WHAT YOU WILL DO:
Copy the records that follow exactly as written, but not their pictures.

Data entries:
++++

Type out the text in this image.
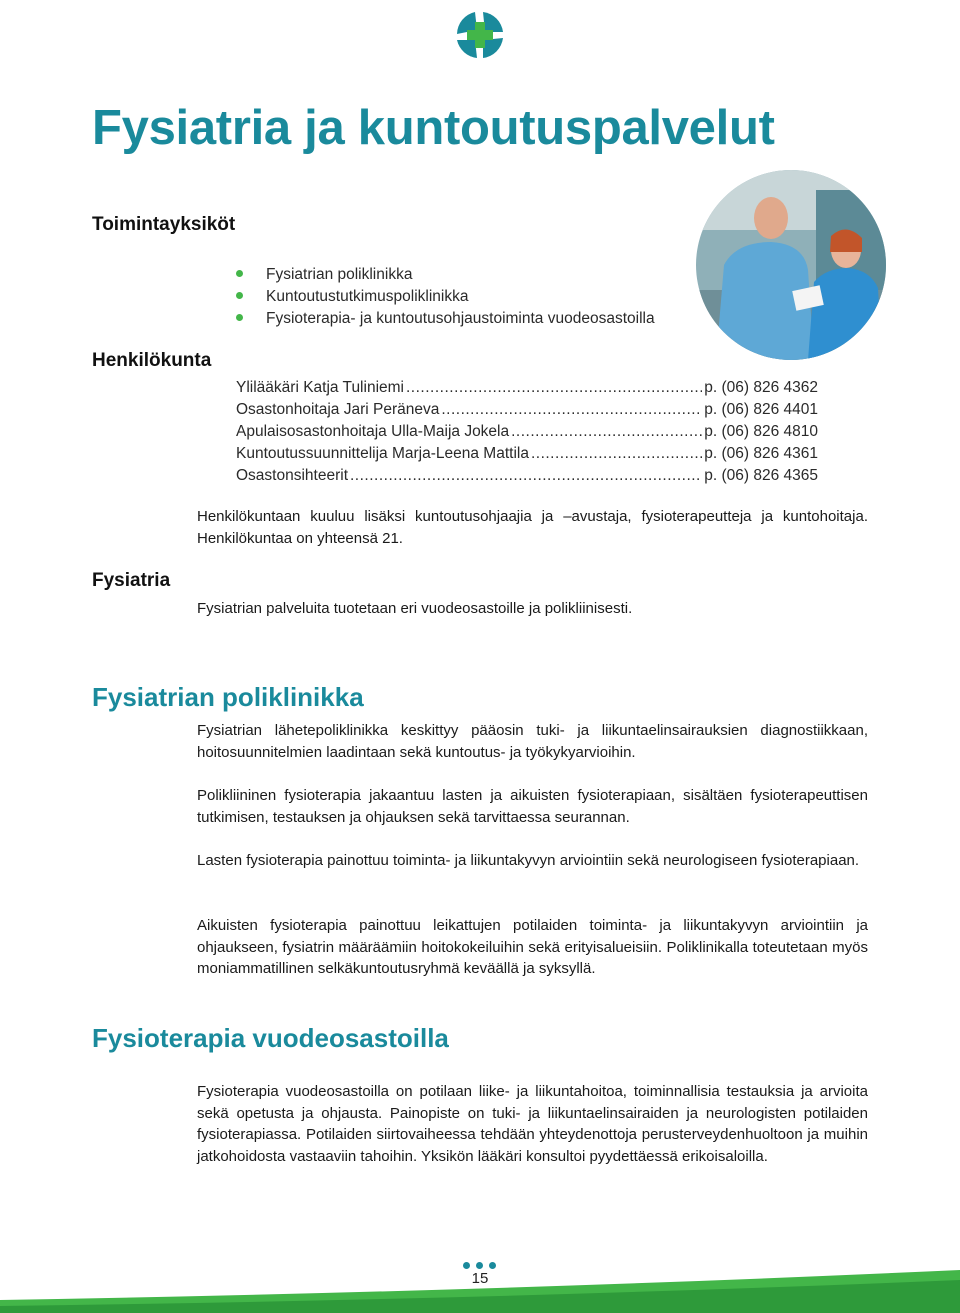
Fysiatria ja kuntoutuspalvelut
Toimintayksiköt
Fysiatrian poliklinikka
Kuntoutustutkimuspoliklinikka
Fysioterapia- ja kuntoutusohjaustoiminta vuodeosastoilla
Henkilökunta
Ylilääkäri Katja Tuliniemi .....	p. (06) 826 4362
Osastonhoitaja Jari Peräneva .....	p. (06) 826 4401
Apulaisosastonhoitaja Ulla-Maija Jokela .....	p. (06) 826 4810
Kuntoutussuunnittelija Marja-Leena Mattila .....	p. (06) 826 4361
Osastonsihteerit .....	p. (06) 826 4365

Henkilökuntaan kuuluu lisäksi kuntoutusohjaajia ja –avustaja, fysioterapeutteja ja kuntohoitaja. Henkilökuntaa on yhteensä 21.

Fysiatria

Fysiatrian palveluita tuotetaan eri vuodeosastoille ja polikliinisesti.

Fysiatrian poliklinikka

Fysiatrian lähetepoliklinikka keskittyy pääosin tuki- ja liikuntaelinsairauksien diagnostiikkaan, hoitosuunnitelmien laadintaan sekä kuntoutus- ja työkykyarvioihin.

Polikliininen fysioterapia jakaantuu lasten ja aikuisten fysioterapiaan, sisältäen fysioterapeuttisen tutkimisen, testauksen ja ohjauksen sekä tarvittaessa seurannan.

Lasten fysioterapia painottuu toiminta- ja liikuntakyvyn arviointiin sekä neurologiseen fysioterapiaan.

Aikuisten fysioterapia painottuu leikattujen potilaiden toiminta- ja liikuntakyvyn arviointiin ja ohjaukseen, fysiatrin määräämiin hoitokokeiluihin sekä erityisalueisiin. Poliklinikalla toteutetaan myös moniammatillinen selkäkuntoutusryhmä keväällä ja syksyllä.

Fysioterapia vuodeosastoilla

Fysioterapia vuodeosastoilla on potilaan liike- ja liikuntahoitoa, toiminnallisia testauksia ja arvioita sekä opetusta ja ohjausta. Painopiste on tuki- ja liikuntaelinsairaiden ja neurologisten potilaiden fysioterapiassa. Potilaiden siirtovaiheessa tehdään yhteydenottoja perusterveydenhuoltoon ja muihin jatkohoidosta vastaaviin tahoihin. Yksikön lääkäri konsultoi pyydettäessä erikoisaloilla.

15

++++

RESULT OF THIS EXERCISE:
Type out the text in this image.
Fysiatria ja kuntoutuspalvelut
Toimintayksiköt
Fysiatrian poliklinikka
Kuntoutustutkimuspoliklinikka
Fysioterapia- ja kuntoutusohjaustoiminta vuodeosastoilla
Henkilökunta
Ylilääkäri Katja Tuliniemi .....	p. (06) 826 4362
Osastonhoitaja Jari Peräneva .....	p. (06) 826 4401
Apulaisosastonhoitaja Ulla-Maija Jokela .....	p. (06) 826 4810
Kuntoutussuunnittelija Marja-Leena Mattila .....	p. (06) 826 4361
Osastonsihteerit .....	p. (06) 826 4365

Henkilökuntaan kuuluu lisäksi kuntoutusohjaajia ja –avustaja, fysioterapeutteja ja kuntohoitaja. Henkilökuntaa on yhteensä 21.

Fysiatria

Fysiatrian palveluita tuotetaan eri vuodeosastoille ja polikliinisesti.

Fysiatrian poliklinikka

Fysiatrian lähetepoliklinikka keskittyy pääosin tuki- ja liikuntaelinsairauksien diagnostiikkaan, hoitosuunnitelmien laadintaan sekä kuntoutus- ja työkykyarvioihin.

Polikliininen fysioterapia jakaantuu lasten ja aikuisten fysioterapiaan, sisältäen fysioterapeuttisen tutkimisen, testauksen ja ohjauksen sekä tarvittaessa seurannan.

Lasten fysioterapia painottuu toiminta- ja liikuntakyvyn arviointiin sekä neurologiseen fysioterapiaan.

Aikuisten fysioterapia painottuu leikattujen potilaiden toiminta- ja liikuntakyvyn arviointiin ja ohjaukseen, fysiatrin määräämiin hoitokokeiluihin sekä erityisalueisiin. Poliklinikalla toteutetaan myös moniammatillinen selkäkuntoutusryhmä keväällä ja syksyllä.

Fysioterapia vuodeosastoilla

Fysioterapia vuodeosastoilla on potilaan liike- ja liikuntahoitoa, toiminnallisia testauksia ja arvioita sekä opetusta ja ohjausta. Painopiste on tuki- ja liikuntaelinsairaiden ja neurologisten potilaiden fysioterapiassa. Potilaiden siirtovaiheessa tehdään yhteydenottoja perusterveydenhuoltoon ja muihin jatkohoidosta vastaaviin tahoihin. Yksikön lääkäri konsultoi pyydettäessä erikoisaloilla.

15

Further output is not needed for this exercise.